>>>
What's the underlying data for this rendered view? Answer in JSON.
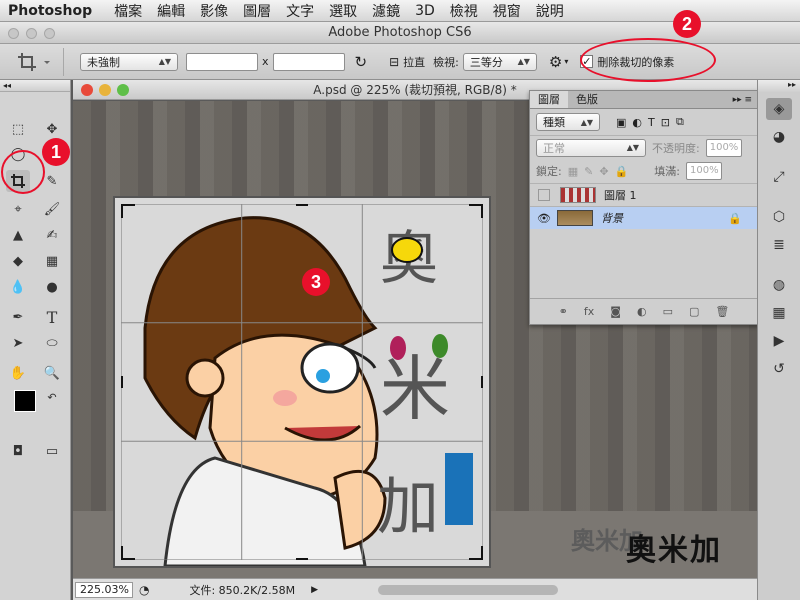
{
  "menubar": {
    "app": "Photoshop",
    "items": [
      "檔案",
      "編輯",
      "影像",
      "圖層",
      "文字",
      "選取",
      "濾鏡",
      "3D",
      "檢視",
      "視窗",
      "說明"
    ]
  },
  "window_title": "Adobe Photoshop CS6",
  "options": {
    "ratio": "未強制",
    "times": "x",
    "straighten": "拉直",
    "view_label": "檢視:",
    "view_value": "三等分",
    "delete_cropped": "刪除裁切的像素",
    "delete_cropped_checked": "✓"
  },
  "document": {
    "title": "A.psd @ 225% (裁切預視, RGB/8) *",
    "zoom": "225.03%",
    "file_info": "文件: 850.2K/2.58M"
  },
  "layers_panel": {
    "tabs": [
      "圖層",
      "色版"
    ],
    "filter": "種類",
    "blend": "正常",
    "opacity_label": "不透明度:",
    "opacity": "100%",
    "lock_label": "鎖定:",
    "fill_label": "填滿:",
    "fill": "100%",
    "layers": [
      {
        "name": "圖層 1"
      },
      {
        "name": "背景"
      }
    ]
  },
  "annotations": [
    "1",
    "2",
    "3"
  ],
  "watermark": "奧米加",
  "logo_text": "奧米加",
  "colors": {
    "accent_red": "#e8102b",
    "selection": "#b8cff2"
  }
}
<<<
TASK TO COMPLETE:
From the entries, copy out each line containing the word "Photoshop".

REPLY TO THE TASK:
    "app": "Photoshop",
  "window_title": "Adobe Photoshop CS6",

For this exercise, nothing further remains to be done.